- Data for the task
• • •
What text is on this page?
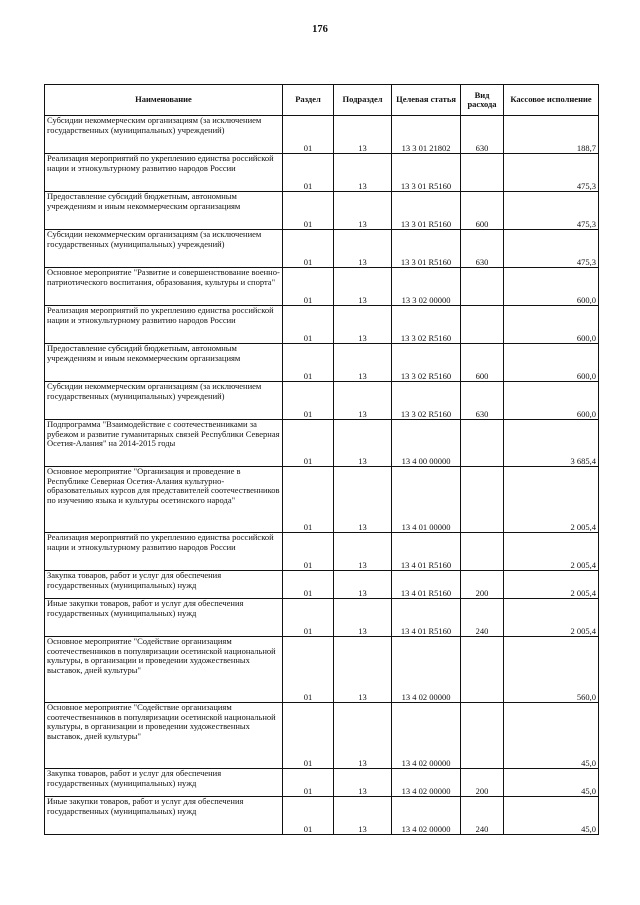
176
Наименование	Раздел	Подраздел	Целевая статья	Вид расхода	Кассовое исполнение
Субсидии некоммерческим организациям (за исключением государственных (муниципальных) учреждений)	01	13	13 3 01 21802	630	188,7
Реализация мероприятий по укреплению единства российской нации и этнокультурному развитию народов России	01	13	13 3 01 R5160		475,3
Предоставление субсидий бюджетным, автономным учреждениям и иным некоммерческим организациям	01	13	13 3 01 R5160	600	475,3
Субсидии некоммерческим организациям (за исключением государственных (муниципальных) учреждений)	01	13	13 3 01 R5160	630	475,3
Основное мероприятие "Развитие и совершенствование военно-патриотического воспитания, образования, культуры и спорта"	01	13	13 3 02 00000		600,0
Реализация мероприятий по укреплению единства российской нации и этнокультурному развитию народов России	01	13	13 3 02 R5160		600,0
Предоставление субсидий бюджетным, автономным учреждениям и иным некоммерческим организациям	01	13	13 3 02 R5160	600	600,0
Субсидии некоммерческим организациям (за исключением государственных (муниципальных) учреждений)	01	13	13 3 02 R5160	630	600,0
Подпрограмма "Взаимодействие с соотечественниками за рубежом и развитие гуманитарных связей Республики Северная Осетия-Алания" на 2014-2015 годы	01	13	13 4 00 00000		3 685,4
Основное мероприятие "Организация и проведение в Республике Северная Осетия-Алания культурно-образовательных курсов для представителей соотечественников по изучению языка и культуры осетинского народа"	01	13	13 4 01 00000		2 005,4
Реализация мероприятий по укреплению единства российской нации и этнокультурному развитию народов России	01	13	13 4 01 R5160		2 005,4
Закупка товаров, работ и услуг для обеспечения государственных (муниципальных) нужд	01	13	13 4 01 R5160	200	2 005,4
Иные закупки товаров, работ и услуг для обеспечения государственных (муниципальных) нужд	01	13	13 4 01 R5160	240	2 005,4
Основное мероприятие "Содействие организациям соотечественников в популяризации осетинской национальной культуры, в организации и проведении художественных выставок, дней культуры"	01	13	13 4 02 00000		560,0
Основное мероприятие "Содействие организациям соотечественников в популяризации осетинской национальной культуры, в организации и проведении художественных выставок, дней культуры"	01	13	13 4 02 00000		45,0
Закупка товаров, работ и услуг для обеспечения государственных (муниципальных) нужд	01	13	13 4 02 00000	200	45,0
Иные закупки товаров, работ и услуг для обеспечения государственных (муниципальных) нужд	01	13	13 4 02 00000	240	45,0
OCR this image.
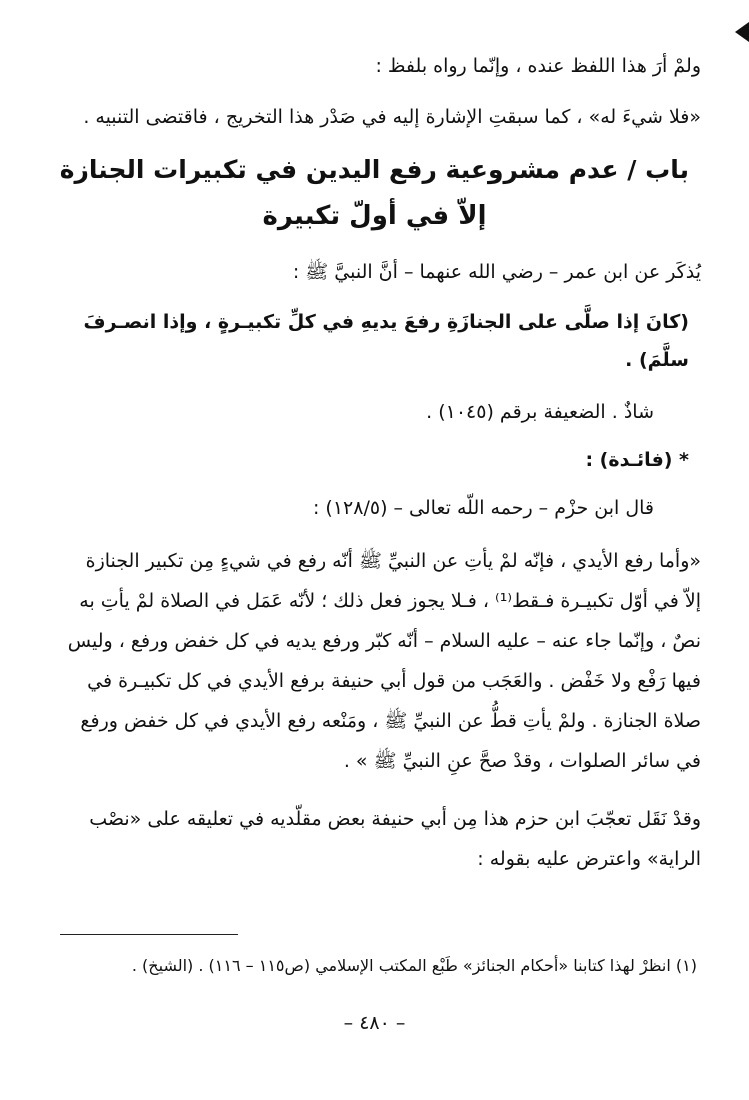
ولمْ أرَ هذا اللفظ عنده ، وإنّما رواه بلفظ :
«فلا شيءَ له» ، كما سبقتِ الإشارة إليه في صَدْر هذا التخريج ، فاقتضى التنبيه .
باب / عدم مشروعية رفع اليدين في تكبيرات الجنازة
إلاّ في أولّ تكبيرة
يُذكَر عن ابن عمر – رضي الله عنهما – أنَّ النبيَّ ﷺ :
(كانَ إذا صلَّى على الجنازَةِ رفعَ يديهِ في كلِّ تكبيـرةٍ ، وإذا انصـرفَ
سلَّمَ) .
شاذٌ . الضعيفة برقم (١٠٤٥) .
* (فائـدة) :
قال ابن حزْم – رحمه اللّه تعالى – (١٢٨/٥) :
«وأما رفع الأيدي ، فإنّه لمْ يأتِ عن النبيِّ ﷺ أنّه رفع في شيءٍ مِن تكبير الجنازة
إلاّ في أوّل تكبيـرة فـقط⁽¹⁾ ، فـلا يجوز فعل ذلك ؛ لأنّه عَمَل في الصلاة لمْ يأتِ به
نصٌ ، وإنّما جاء عنه – عليه السلام – أنّه كبّر ورفع يديه في كل خفض ورفع ، وليس
فيها رَفْع ولا خَفْض . والعَجَب من قول أبي حنيفة برفع الأيدي في كل تكبيـرة في
صلاة الجنازة . ولمْ يأتِ قطُّ عن النبيِّ ﷺ ، ومَنْعه رفع الأيدي في كل خفض ورفع
في سائر الصلوات ، وقدْ صحَّ عنِ النبيِّ ﷺ » .
وقدْ نَقَل تعجّبَ ابن حزم هذا مِن أبي حنيفة بعض مقلّديه في تعليقه على «نصْب
الراية» واعترض عليه بقوله :
(١) انظرْ لهذا كتابنا «أحكام الجنائز» طَبْع المكتب الإسلامي (ص١١٥ – ١١٦) . (الشيخ) .
– ٤٨٠ –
• • •
- Objective
Every record above should come back exactly, but without its pictures.

- Solution
What text is on this page?
176
Наименование	Раздел	Подраздел	Целевая статья	Вид расхода	Кассовое исполнение
Субсидии некоммерческим организациям (за исключением государственных (муниципальных) учреждений)	01	13	13 3 01 21802	630	188,7
Реализация мероприятий по укреплению единства российской нации и этнокультурному развитию народов России	01	13	13 3 01 R5160		475,3
Предоставление субсидий бюджетным, автономным учреждениям и иным некоммерческим организациям	01	13	13 3 01 R5160	600	475,3
Субсидии некоммерческим организациям (за исключением государственных (муниципальных) учреждений)	01	13	13 3 01 R5160	630	475,3
Основное мероприятие "Развитие и совершенствование военно-патриотического воспитания, образования, культуры и спорта"	01	13	13 3 02 00000		600,0
Реализация мероприятий по укреплению единства российской нации и этнокультурному развитию народов России	01	13	13 3 02 R5160		600,0
Предоставление субсидий бюджетным, автономным учреждениям и иным некоммерческим организациям	01	13	13 3 02 R5160	600	600,0
Субсидии некоммерческим организациям (за исключением государственных (муниципальных) учреждений)	01	13	13 3 02 R5160	630	600,0
Подпрограмма "Взаимодействие с соотечественниками за рубежом и развитие гуманитарных связей Республики Северная Осетия-Алания" на 2014-2015 годы	01	13	13 4 00 00000		3 685,4
Основное мероприятие "Организация и проведение в Республике Северная Осетия-Алания культурно-образовательных курсов для представителей соотечественников по изучению языка и культуры осетинского народа"	01	13	13 4 01 00000		2 005,4
Реализация мероприятий по укреплению единства российской нации и этнокультурному развитию народов России	01	13	13 4 01 R5160		2 005,4
Закупка товаров, работ и услуг для обеспечения государственных (муниципальных) нужд	01	13	13 4 01 R5160	200	2 005,4
Иные закупки товаров, работ и услуг для обеспечения государственных (муниципальных) нужд	01	13	13 4 01 R5160	240	2 005,4
Основное мероприятие "Содействие организациям соотечественников в популяризации осетинской национальной культуры, в организации и проведении художественных выставок, дней культуры"	01	13	13 4 02 00000		560,0
Основное мероприятие "Содействие организациям соотечественников в популяризации осетинской национальной культуры, в организации и проведении художественных выставок, дней культуры"	01	13	13 4 02 00000		45,0
Закупка товаров, работ и услуг для обеспечения государственных (муниципальных) нужд	01	13	13 4 02 00000	200	45,0
Иные закупки товаров, работ и услуг для обеспечения государственных (муниципальных) нужд	01	13	13 4 02 00000	240	45,0
OCR this image.
ولمْ أرَ هذا اللفظ عنده ، وإنّما رواه بلفظ :
«فلا شيءَ له» ، كما سبقتِ الإشارة إليه في صَدْر هذا التخريج ، فاقتضى التنبيه .
باب / عدم مشروعية رفع اليدين في تكبيرات الجنازة
إلاّ في أولّ تكبيرة
يُذكَر عن ابن عمر – رضي الله عنهما – أنَّ النبيَّ ﷺ :
(كانَ إذا صلَّى على الجنازَةِ رفعَ يديهِ في كلِّ تكبيـرةٍ ، وإذا انصـرفَ
سلَّمَ) .
شاذٌ . الضعيفة برقم (١٠٤٥) .
* (فائـدة) :
قال ابن حزْم – رحمه اللّه تعالى – (١٢٨/٥) :
«وأما رفع الأيدي ، فإنّه لمْ يأتِ عن النبيِّ ﷺ أنّه رفع في شيءٍ مِن تكبير الجنازة
إلاّ في أوّل تكبيـرة فـقط⁽¹⁾ ، فـلا يجوز فعل ذلك ؛ لأنّه عَمَل في الصلاة لمْ يأتِ به
نصٌ ، وإنّما جاء عنه – عليه السلام – أنّه كبّر ورفع يديه في كل خفض ورفع ، وليس
فيها رَفْع ولا خَفْض . والعَجَب من قول أبي حنيفة برفع الأيدي في كل تكبيـرة في
صلاة الجنازة . ولمْ يأتِ قطُّ عن النبيِّ ﷺ ، ومَنْعه رفع الأيدي في كل خفض ورفع
في سائر الصلوات ، وقدْ صحَّ عنِ النبيِّ ﷺ » .
وقدْ نَقَل تعجّبَ ابن حزم هذا مِن أبي حنيفة بعض مقلّديه في تعليقه على «نصْب
الراية» واعترض عليه بقوله :
(١) انظرْ لهذا كتابنا «أحكام الجنائز» طَبْع المكتب الإسلامي (ص١١٥ – ١١٦) . (الشيخ) .
– ٤٨٠ –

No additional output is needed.